TEXT EXCERPT ->
────────────────
SUMMARY OF THE INVENTION

The present invention provides a method, apparatus, and computer instructions for identifying a number of current conversations open for a user in the messaging application. The user status is set to busy if the number of current conversations for the user equals a threshold. The status may be changed back to the original state if the number of current conversations is less than the threshold.

BRIEF DESCRIPTION OF THE DRAWINGS

The novel features believed characteristic of the invention are set forth in the appended claims. The invention itself, however, as well as a preferred mode of use, further objectives and advantages thereof, will best be understood by reference to the following detailed description of an illustrative embodiment when read in conjunction with the accompanying drawings, wherein:
FIG. 1 is a pictorial representation of a network of data processing systems in which the present invention may be implemented;
FIG. 2 is a block diagram of a data processing system that may be implemented as a server in accordance with a preferred embodiment of the present invention;
FIG. 3 is a block diagram illustrating a data processing system in which the present invention may be implemented;
FIG. 4 is a diagram illustrating components used in managing conversations in an instant messaging system in accordance with a preferred embodiment of the present invention;
FIG. 5 is a diagram illustrating components used in an instant messaging system in accordance with a preferred embodiment of the present invention;
FIG. 6 is a flowchart of a process for managing status in an instant messaging application in accordance with a preferred embodiment of the present invention; and
FIG. 7 is a flowchart of a process for processing a request for an interrupt check in accordance with a preferred embodiment of the present invention.

DETAILED DESCRIPTION OF THE PREFERRED EMBODIMENT

With reference now to the figures, FIG. 1 depicts a pictorial representation of a network of data processing systems in which the present invention may be implemented. Network data processing system 100 is a network of computers in which the present invention may be implemented. Network data processing system 100 contains a network 102, which is the medium used to provide communications links between various devices and computers connected together within network data processing system 100. Network 102 may include connections, such as wire, wireless communication links, or fiber optic cables.
────────────────
WHAT YOU WILL DO ->
Answer these from the invention text:
(a) What is the user status set to when the number of current conversations equals the threshold?
(b) What does FIG. 6 show?
(c) What kinds of connections may network 102 include?
The records come from a separate source, not from the invention text.

(Saved records)
────────────────
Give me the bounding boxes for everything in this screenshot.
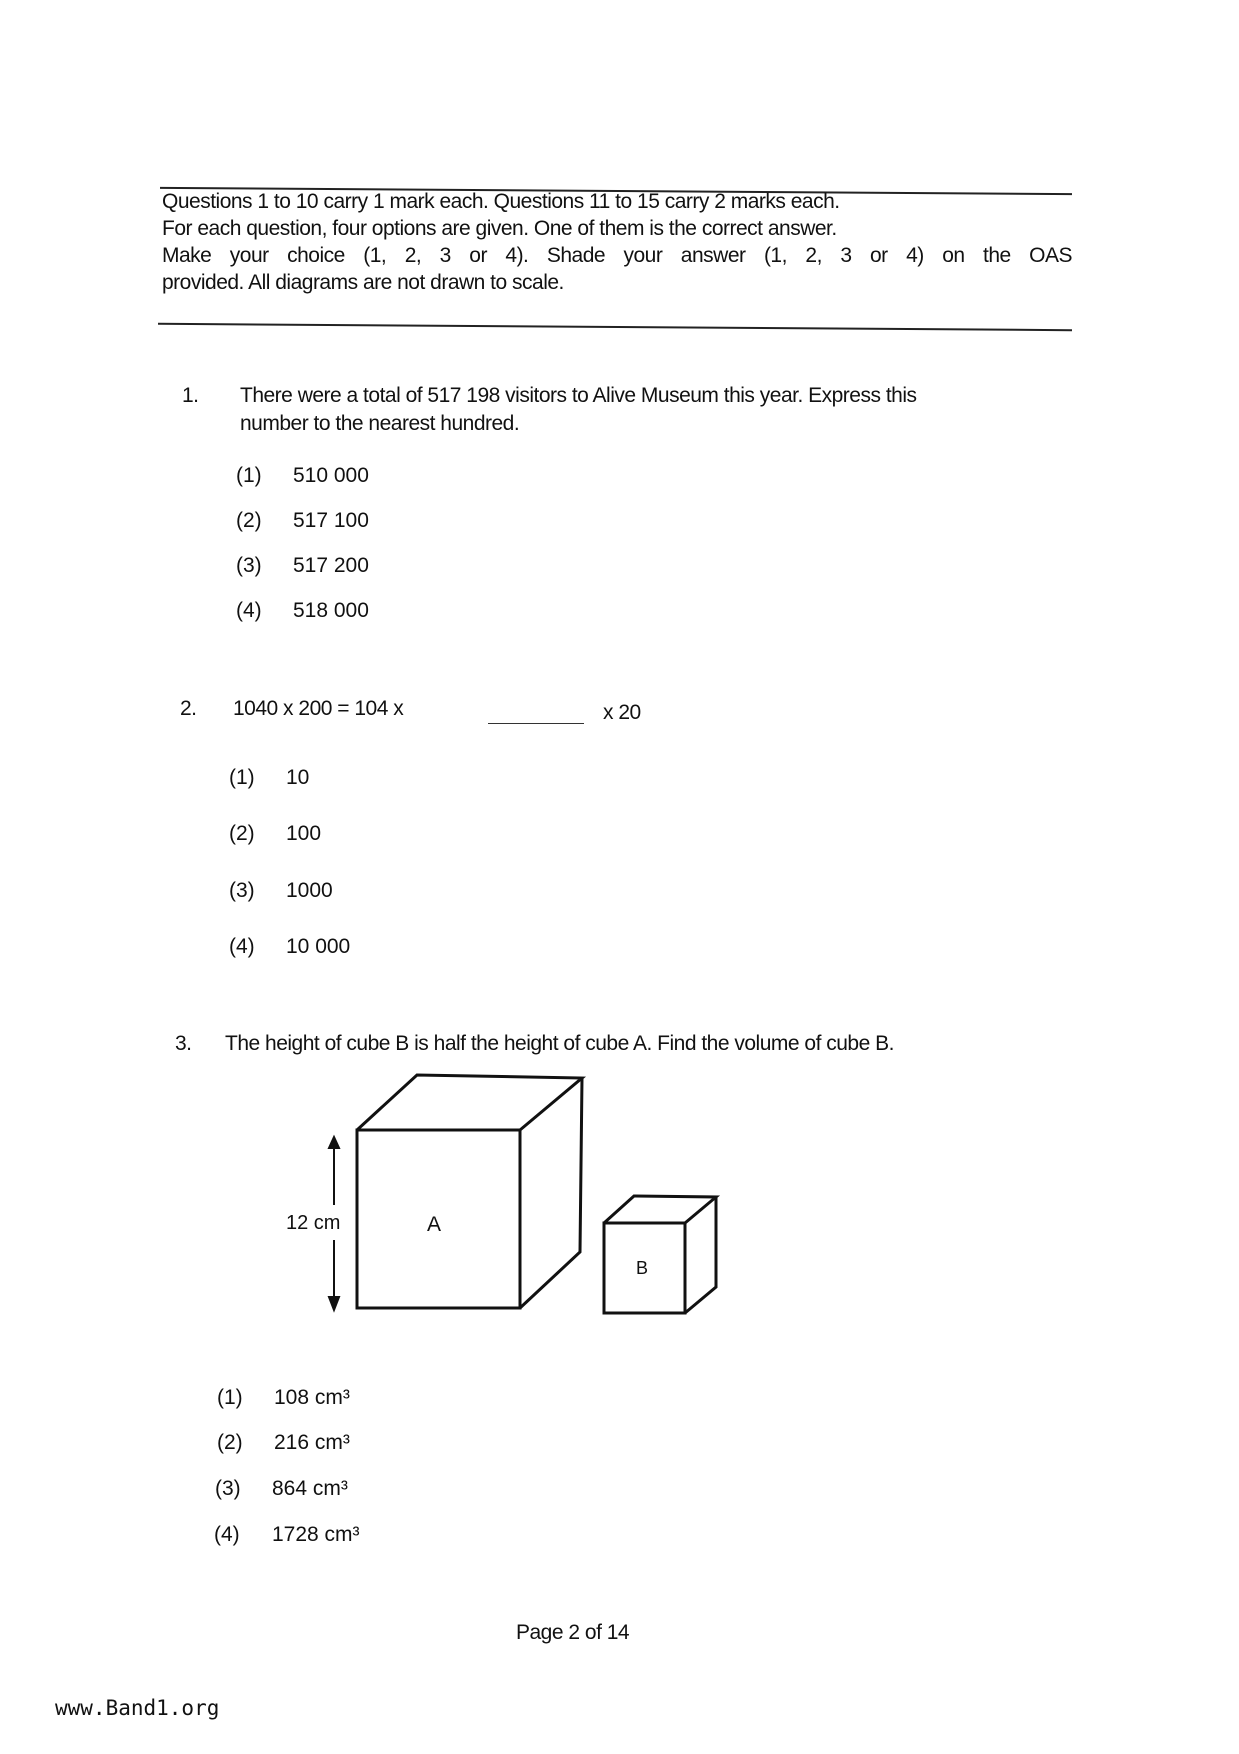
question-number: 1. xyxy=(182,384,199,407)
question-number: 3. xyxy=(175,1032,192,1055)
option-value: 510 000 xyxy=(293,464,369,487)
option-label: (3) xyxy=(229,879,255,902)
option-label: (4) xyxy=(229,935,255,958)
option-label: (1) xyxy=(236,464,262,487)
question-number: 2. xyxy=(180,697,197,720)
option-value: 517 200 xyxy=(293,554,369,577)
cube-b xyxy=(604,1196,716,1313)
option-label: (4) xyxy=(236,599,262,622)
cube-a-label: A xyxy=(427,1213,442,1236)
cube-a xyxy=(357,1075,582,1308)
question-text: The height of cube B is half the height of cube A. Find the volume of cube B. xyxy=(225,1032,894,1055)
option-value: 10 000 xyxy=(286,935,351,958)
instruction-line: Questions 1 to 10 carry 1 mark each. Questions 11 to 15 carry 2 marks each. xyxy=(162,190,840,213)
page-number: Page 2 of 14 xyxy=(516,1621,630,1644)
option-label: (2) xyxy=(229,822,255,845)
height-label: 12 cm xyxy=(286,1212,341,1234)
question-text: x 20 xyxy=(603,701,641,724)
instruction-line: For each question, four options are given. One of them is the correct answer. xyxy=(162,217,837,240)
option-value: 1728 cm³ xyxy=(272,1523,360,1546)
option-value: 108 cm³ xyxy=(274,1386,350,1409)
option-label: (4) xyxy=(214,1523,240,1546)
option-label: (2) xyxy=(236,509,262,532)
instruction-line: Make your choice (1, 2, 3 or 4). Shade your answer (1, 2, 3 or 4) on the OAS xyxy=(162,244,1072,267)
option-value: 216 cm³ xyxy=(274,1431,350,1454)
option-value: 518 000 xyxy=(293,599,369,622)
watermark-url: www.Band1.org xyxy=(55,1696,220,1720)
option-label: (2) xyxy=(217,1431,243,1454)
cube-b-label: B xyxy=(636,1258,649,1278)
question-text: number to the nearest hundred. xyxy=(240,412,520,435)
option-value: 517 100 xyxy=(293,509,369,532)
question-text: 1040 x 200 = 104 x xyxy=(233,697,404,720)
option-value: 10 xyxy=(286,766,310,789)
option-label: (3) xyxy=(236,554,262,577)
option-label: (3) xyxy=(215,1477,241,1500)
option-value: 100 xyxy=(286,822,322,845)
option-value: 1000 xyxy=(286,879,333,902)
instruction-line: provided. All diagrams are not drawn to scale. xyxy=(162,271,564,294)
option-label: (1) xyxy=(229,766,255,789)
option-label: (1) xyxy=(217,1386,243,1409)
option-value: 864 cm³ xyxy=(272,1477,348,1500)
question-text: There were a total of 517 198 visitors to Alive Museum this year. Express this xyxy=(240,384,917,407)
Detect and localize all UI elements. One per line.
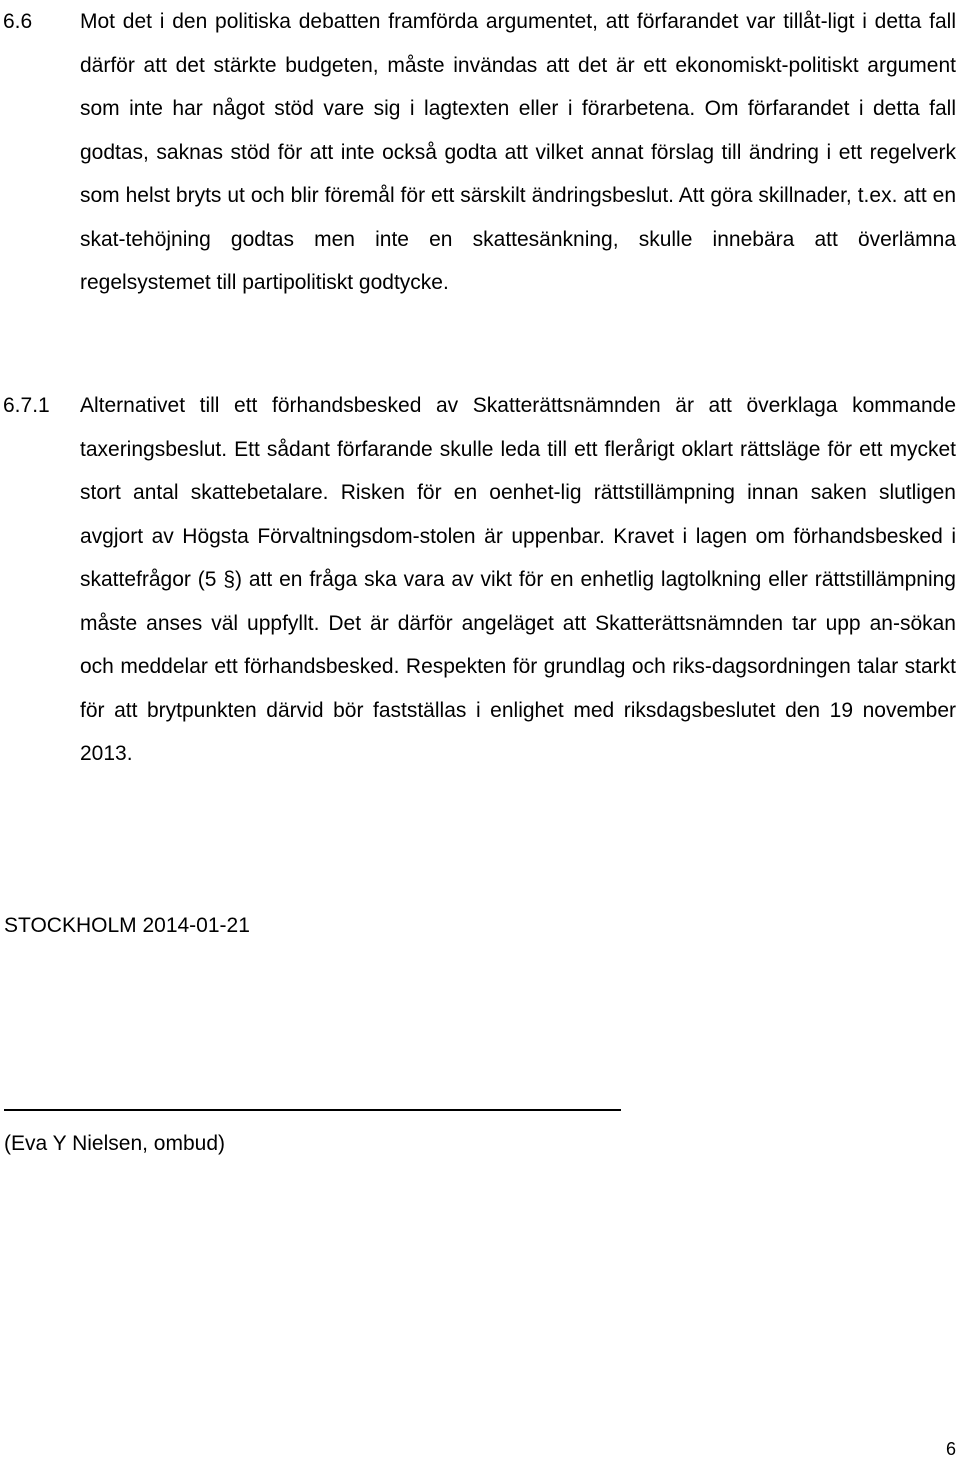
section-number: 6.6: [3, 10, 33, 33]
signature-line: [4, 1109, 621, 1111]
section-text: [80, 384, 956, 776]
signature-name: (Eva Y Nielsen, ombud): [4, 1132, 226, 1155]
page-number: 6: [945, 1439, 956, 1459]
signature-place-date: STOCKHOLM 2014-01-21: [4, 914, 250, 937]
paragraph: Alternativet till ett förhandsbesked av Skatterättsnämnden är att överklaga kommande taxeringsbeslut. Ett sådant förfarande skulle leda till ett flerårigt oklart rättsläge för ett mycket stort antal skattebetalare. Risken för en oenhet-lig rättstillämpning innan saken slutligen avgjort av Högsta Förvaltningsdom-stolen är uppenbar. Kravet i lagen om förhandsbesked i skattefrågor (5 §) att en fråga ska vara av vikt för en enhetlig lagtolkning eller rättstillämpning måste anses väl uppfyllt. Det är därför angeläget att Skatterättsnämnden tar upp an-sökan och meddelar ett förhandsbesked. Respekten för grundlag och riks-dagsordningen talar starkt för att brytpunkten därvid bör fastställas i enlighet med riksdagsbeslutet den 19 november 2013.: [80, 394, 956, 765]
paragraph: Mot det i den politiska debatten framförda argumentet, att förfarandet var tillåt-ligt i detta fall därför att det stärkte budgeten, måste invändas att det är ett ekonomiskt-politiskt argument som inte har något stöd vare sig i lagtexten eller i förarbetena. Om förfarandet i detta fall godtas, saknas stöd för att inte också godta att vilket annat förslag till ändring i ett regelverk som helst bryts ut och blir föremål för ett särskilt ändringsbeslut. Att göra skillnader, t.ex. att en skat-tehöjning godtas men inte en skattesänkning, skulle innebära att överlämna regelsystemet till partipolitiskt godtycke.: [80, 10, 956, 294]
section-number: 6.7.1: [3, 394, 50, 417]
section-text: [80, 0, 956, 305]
────────────────
TASK ANSWER ->
(a) Busy.
(b) A flowchart of a process for managing status in an instant messaging application.
(c) Wire, wireless communication links, or fiber optic cables.